Given problem
Answer with a single number: the count of lines that include the string "Apply".

====== Extracted records

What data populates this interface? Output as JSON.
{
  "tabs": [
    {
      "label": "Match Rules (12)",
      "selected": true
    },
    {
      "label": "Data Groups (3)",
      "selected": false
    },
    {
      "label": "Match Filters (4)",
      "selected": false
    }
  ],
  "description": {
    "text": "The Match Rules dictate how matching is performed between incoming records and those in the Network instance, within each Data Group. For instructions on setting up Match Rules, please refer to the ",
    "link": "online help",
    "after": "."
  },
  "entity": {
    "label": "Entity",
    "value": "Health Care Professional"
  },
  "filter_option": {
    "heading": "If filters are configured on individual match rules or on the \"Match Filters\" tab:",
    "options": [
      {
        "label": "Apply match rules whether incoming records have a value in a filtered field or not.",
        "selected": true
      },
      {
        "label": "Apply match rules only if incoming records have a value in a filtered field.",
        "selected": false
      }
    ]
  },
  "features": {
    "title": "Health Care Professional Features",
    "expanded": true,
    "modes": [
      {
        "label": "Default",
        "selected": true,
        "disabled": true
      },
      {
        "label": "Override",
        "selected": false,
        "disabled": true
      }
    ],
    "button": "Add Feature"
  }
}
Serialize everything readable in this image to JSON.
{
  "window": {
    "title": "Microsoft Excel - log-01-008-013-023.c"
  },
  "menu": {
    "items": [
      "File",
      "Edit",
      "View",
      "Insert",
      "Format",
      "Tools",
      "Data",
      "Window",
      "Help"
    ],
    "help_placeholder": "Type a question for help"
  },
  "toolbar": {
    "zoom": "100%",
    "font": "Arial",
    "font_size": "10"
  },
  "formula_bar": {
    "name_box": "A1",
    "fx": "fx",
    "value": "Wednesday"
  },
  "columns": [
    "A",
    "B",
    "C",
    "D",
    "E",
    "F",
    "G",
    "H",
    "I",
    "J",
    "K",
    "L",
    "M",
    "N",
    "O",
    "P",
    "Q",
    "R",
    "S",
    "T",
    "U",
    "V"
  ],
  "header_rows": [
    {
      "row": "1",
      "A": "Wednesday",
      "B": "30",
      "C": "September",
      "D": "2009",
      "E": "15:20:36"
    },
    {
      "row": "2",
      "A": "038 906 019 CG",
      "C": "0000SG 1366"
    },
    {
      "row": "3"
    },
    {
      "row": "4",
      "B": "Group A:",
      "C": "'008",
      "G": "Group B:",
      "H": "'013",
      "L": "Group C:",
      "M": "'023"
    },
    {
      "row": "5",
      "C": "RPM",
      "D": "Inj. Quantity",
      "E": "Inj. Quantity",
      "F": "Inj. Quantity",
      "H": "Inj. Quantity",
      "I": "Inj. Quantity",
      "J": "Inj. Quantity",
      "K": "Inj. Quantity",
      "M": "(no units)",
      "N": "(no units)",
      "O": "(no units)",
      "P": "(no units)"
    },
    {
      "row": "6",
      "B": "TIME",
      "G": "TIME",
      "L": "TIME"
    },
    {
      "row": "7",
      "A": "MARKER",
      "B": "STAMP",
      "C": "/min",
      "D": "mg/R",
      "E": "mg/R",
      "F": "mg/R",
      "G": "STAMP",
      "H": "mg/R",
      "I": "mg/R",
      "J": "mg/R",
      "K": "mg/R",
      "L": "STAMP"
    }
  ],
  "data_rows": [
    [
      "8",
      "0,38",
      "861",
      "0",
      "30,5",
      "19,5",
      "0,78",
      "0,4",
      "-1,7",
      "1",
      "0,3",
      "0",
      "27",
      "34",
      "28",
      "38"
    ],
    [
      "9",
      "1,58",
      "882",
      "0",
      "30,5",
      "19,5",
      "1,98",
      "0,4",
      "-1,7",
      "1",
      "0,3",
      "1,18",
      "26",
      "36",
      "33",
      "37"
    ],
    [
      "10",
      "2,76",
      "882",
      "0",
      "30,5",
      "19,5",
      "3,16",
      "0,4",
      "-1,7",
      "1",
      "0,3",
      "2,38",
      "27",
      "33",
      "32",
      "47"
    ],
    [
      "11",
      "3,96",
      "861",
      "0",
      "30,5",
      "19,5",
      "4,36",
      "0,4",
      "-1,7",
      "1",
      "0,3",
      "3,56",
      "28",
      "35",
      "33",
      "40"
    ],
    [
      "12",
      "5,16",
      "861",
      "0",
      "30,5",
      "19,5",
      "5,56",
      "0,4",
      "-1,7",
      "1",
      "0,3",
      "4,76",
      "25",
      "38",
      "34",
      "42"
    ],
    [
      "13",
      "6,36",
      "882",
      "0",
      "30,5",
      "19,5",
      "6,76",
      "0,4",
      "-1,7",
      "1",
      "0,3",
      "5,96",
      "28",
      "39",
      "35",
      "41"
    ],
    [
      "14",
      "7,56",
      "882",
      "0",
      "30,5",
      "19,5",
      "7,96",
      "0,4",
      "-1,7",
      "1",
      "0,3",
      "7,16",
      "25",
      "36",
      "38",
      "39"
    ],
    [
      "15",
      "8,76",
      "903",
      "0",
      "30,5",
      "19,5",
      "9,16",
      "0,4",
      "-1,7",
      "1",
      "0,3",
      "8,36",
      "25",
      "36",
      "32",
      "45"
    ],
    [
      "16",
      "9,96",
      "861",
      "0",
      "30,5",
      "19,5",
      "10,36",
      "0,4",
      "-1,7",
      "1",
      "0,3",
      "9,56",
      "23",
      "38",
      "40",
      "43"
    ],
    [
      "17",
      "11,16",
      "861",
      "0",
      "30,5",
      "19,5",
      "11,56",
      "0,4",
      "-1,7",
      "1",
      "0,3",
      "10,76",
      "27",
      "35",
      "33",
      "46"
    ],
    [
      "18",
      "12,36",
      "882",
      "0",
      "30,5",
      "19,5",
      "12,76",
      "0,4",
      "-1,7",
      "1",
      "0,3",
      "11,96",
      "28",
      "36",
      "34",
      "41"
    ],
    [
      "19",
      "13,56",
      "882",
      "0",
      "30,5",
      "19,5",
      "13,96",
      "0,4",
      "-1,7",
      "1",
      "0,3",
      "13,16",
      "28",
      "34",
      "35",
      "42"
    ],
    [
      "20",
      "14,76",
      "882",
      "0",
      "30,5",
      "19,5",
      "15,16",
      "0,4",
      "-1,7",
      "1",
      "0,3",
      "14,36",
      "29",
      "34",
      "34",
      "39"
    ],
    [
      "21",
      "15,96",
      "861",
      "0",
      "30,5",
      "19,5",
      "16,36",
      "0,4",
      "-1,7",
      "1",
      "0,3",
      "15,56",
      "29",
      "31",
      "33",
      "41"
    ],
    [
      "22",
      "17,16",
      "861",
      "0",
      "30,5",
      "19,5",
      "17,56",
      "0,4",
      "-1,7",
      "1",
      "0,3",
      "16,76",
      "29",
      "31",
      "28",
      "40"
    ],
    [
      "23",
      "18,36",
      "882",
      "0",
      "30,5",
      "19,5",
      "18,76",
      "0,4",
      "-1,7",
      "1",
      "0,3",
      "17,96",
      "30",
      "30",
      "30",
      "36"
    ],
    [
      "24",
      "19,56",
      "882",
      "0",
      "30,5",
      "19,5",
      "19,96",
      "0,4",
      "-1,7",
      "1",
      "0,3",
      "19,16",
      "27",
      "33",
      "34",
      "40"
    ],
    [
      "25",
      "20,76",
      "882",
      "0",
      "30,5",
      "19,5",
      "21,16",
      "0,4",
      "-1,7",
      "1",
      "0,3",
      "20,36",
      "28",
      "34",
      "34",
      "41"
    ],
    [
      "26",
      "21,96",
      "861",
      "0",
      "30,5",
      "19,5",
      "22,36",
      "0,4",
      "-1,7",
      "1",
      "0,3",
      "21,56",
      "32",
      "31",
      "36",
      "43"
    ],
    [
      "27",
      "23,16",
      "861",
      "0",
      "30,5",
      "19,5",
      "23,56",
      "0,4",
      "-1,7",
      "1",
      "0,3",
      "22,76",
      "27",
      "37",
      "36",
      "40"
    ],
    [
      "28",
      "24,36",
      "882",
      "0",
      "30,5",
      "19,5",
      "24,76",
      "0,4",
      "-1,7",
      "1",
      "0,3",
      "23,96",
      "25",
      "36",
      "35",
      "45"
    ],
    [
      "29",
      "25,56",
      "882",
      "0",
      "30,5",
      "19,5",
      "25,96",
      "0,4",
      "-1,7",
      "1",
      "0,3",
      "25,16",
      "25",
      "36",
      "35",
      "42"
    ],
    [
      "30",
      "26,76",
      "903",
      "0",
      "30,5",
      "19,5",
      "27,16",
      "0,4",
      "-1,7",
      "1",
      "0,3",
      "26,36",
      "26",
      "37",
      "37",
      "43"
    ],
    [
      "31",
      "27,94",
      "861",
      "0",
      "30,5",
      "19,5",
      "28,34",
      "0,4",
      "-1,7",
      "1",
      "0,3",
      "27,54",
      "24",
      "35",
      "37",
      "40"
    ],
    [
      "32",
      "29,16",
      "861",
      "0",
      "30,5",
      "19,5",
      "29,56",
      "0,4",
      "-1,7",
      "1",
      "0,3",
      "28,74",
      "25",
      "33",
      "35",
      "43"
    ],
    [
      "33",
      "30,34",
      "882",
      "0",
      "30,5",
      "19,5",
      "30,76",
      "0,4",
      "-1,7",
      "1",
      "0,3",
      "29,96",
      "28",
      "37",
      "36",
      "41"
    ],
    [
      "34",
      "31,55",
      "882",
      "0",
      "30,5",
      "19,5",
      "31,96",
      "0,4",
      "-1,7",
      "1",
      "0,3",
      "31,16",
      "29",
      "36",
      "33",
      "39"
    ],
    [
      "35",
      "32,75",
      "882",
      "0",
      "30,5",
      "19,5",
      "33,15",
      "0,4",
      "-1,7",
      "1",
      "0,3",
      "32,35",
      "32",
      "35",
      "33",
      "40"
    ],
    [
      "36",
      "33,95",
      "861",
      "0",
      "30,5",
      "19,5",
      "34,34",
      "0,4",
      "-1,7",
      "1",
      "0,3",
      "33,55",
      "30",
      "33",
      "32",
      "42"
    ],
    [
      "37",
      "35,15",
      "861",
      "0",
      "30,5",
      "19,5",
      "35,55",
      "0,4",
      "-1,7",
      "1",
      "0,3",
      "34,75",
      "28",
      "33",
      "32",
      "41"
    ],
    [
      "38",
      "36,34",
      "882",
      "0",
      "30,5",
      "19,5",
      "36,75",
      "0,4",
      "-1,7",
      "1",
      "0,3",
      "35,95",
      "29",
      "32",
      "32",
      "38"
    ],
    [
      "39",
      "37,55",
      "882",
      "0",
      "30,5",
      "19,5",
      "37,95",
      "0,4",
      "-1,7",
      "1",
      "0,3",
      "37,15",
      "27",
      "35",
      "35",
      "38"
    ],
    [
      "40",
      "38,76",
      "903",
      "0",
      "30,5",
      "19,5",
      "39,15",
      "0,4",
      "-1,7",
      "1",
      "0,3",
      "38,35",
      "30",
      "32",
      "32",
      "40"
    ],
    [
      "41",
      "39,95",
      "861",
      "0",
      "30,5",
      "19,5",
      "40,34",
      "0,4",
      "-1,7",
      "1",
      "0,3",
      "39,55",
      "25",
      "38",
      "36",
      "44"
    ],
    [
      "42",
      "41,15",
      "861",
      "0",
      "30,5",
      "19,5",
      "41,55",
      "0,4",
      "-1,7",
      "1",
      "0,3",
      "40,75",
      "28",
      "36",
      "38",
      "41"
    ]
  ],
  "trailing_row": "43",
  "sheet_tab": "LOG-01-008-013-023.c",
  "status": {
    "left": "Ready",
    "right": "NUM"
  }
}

============

Exercise output
2